──────── DATA ENTRIES

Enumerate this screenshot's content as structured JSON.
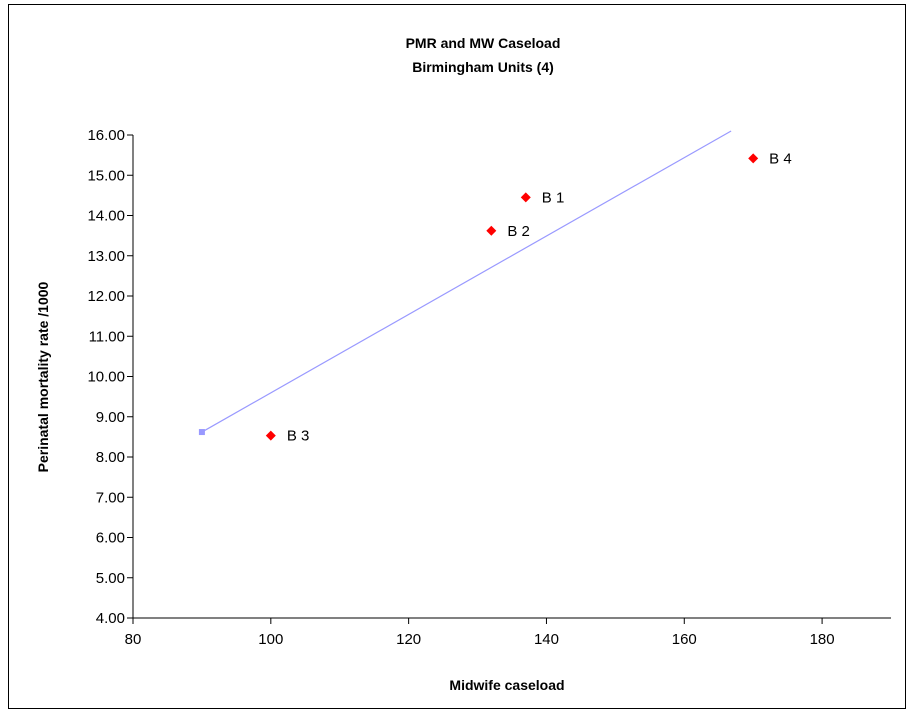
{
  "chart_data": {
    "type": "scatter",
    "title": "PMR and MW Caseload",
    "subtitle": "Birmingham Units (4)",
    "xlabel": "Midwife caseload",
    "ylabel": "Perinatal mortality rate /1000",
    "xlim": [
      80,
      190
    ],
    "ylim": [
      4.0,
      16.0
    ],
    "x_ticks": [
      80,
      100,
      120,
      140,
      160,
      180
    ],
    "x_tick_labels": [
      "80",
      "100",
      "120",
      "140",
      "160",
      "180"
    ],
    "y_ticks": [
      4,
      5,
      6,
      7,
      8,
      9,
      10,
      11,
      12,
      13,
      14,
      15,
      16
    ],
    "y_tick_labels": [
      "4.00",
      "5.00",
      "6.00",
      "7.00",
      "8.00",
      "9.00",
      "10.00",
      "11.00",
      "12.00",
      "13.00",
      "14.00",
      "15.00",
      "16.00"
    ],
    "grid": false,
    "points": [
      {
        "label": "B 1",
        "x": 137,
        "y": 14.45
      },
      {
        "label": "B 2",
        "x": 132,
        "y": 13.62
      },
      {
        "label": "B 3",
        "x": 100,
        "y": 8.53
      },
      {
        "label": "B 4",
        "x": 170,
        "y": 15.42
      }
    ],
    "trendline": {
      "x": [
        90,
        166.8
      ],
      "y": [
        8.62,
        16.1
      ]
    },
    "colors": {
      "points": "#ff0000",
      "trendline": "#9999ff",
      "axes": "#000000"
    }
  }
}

────────────────
──────── DATA ENTRIES

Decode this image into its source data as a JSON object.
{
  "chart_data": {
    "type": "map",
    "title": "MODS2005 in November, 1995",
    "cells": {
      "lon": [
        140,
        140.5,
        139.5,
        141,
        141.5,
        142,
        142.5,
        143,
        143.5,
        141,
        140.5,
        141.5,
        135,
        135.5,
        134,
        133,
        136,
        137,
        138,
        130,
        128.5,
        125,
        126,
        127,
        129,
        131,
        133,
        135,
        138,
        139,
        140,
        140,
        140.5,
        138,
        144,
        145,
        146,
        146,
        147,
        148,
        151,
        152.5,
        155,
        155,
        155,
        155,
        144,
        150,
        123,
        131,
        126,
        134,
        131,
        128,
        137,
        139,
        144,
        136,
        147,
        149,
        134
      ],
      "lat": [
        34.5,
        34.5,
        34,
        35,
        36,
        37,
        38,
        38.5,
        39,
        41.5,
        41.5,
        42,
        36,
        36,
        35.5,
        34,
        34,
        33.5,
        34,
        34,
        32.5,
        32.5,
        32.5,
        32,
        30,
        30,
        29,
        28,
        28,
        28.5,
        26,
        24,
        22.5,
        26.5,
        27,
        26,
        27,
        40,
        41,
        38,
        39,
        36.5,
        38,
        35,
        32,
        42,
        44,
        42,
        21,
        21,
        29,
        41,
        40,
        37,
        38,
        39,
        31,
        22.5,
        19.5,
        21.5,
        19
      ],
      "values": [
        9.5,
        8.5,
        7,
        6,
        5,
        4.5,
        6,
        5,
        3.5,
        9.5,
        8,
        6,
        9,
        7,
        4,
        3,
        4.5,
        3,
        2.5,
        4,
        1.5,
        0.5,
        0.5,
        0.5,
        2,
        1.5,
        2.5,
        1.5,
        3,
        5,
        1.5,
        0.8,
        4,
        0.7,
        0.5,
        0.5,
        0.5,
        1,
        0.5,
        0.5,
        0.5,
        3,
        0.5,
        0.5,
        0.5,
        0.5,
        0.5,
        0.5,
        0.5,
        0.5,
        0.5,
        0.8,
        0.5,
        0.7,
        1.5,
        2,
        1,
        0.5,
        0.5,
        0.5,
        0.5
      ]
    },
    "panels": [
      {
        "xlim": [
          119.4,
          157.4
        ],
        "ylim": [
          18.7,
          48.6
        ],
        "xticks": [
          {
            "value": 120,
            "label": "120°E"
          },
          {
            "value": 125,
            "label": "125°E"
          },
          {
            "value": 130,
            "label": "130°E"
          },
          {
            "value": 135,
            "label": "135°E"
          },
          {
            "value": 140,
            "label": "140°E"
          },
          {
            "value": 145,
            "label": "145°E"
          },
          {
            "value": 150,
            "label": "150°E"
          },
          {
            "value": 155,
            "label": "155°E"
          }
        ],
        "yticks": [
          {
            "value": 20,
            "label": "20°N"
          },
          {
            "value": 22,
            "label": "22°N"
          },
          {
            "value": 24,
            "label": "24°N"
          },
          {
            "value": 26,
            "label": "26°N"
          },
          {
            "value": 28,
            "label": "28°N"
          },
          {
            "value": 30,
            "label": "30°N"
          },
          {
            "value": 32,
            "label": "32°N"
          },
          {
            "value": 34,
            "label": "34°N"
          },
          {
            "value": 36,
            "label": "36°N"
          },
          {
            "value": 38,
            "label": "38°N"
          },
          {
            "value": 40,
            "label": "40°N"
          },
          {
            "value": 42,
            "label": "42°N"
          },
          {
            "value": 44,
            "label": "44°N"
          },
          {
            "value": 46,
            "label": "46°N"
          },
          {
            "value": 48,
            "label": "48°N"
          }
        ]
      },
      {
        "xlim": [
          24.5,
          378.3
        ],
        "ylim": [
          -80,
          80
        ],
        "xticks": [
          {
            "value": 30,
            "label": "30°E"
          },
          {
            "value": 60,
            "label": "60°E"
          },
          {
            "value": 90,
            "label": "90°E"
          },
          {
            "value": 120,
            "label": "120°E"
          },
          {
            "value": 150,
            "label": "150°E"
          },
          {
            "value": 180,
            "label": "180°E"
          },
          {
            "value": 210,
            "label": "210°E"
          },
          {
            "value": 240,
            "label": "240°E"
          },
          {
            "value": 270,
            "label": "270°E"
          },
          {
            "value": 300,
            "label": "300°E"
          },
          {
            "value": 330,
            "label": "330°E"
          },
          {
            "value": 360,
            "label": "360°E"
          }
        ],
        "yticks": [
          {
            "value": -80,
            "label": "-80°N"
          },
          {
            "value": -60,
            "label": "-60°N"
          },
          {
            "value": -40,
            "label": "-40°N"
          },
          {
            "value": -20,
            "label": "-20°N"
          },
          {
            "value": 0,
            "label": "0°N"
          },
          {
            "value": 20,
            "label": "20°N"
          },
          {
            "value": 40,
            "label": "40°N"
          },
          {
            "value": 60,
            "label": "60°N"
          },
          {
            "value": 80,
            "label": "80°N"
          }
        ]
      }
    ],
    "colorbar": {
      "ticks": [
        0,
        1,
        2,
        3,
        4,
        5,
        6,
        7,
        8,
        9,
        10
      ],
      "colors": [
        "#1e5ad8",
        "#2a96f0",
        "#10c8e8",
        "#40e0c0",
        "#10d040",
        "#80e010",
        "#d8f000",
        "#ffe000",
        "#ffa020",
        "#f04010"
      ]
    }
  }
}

────────────────

• THE PROBLEM
From the data above, pick out each line containing "JSON" and copy it.

• OUTPUT OF THE EXERCISE
Enumerate this screenshot's content as structured JSON.
Decode this image into its source data as a JSON object.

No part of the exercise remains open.